Figure content listings

-- begin --

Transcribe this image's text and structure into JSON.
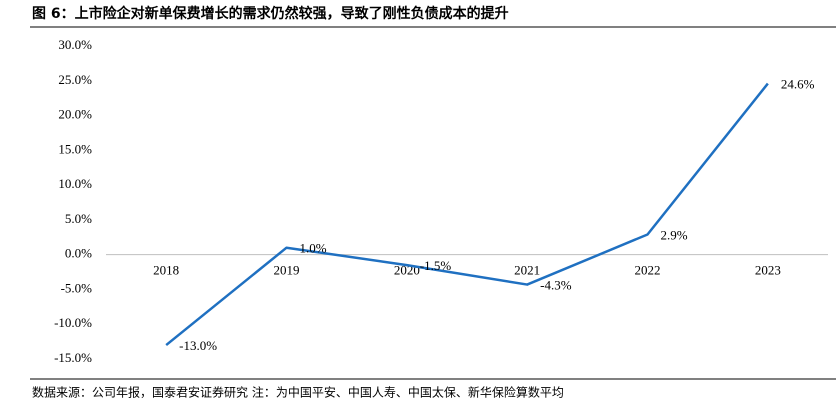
{
  "chart_data": {
    "type": "line",
    "title": "图 6：上市险企对新单保费增长的需求仍然较强，导致了刚性负债成本的提升",
    "source": "数据来源：公司年报，国泰君安证券研究  注：为中国平安、中国人寿、中国太保、新华保险算数平均",
    "categories": [
      "2018",
      "2019",
      "2020",
      "2021",
      "2022",
      "2023"
    ],
    "values": [
      -13.0,
      1.0,
      -1.5,
      -4.3,
      2.9,
      24.6
    ],
    "value_labels": [
      "-13.0%",
      "1.0%",
      "-1.5%",
      "-4.3%",
      "2.9%",
      "24.6%"
    ],
    "color": "#1f70c1",
    "ylim": [
      -15,
      30
    ],
    "yticks": [
      {
        "value": -15,
        "label": "-15.0%"
      },
      {
        "value": -10,
        "label": "-10.0%"
      },
      {
        "value": -5,
        "label": "-5.0%"
      },
      {
        "value": 0,
        "label": "0.0%"
      },
      {
        "value": 5,
        "label": "5.0%"
      },
      {
        "value": 10,
        "label": "10.0%"
      },
      {
        "value": 15,
        "label": "15.0%"
      },
      {
        "value": 20,
        "label": "20.0%"
      },
      {
        "value": 25,
        "label": "25.0%"
      },
      {
        "value": 30,
        "label": "30.0%"
      }
    ],
    "grid": false
  }
}
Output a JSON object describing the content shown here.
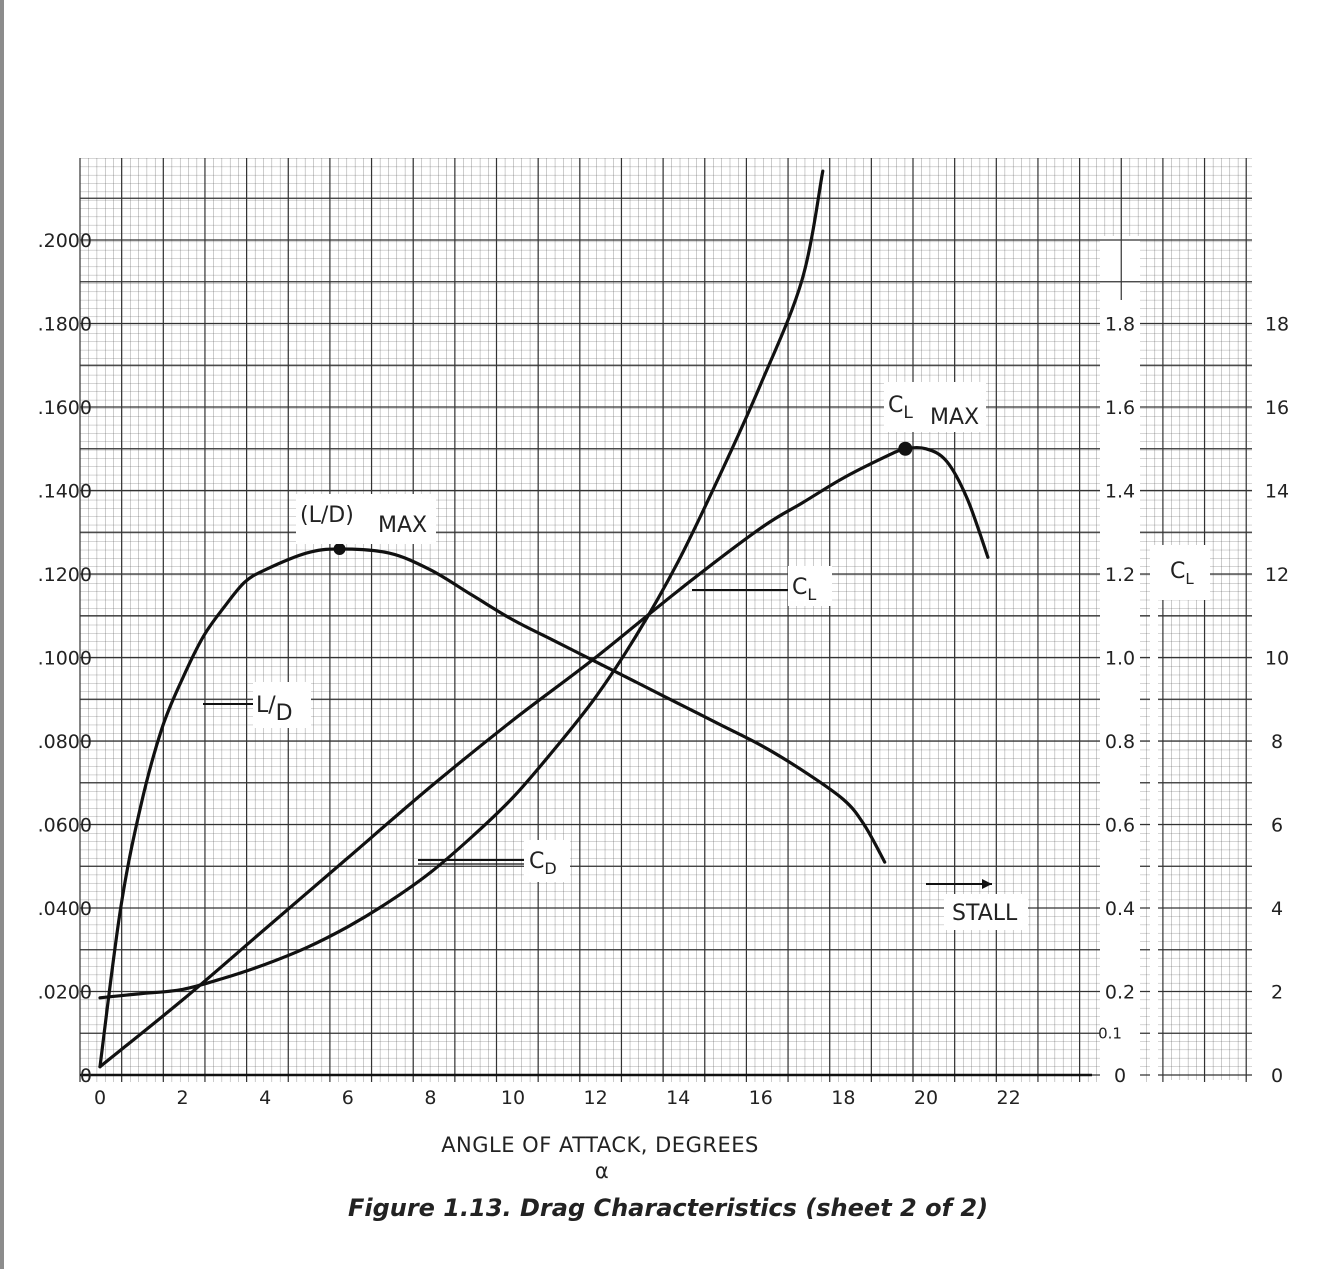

-- end --

Instructions for the task:
Check each line above for the word "JSON" and say how many have it, with nothing else.

Solved exercise:
2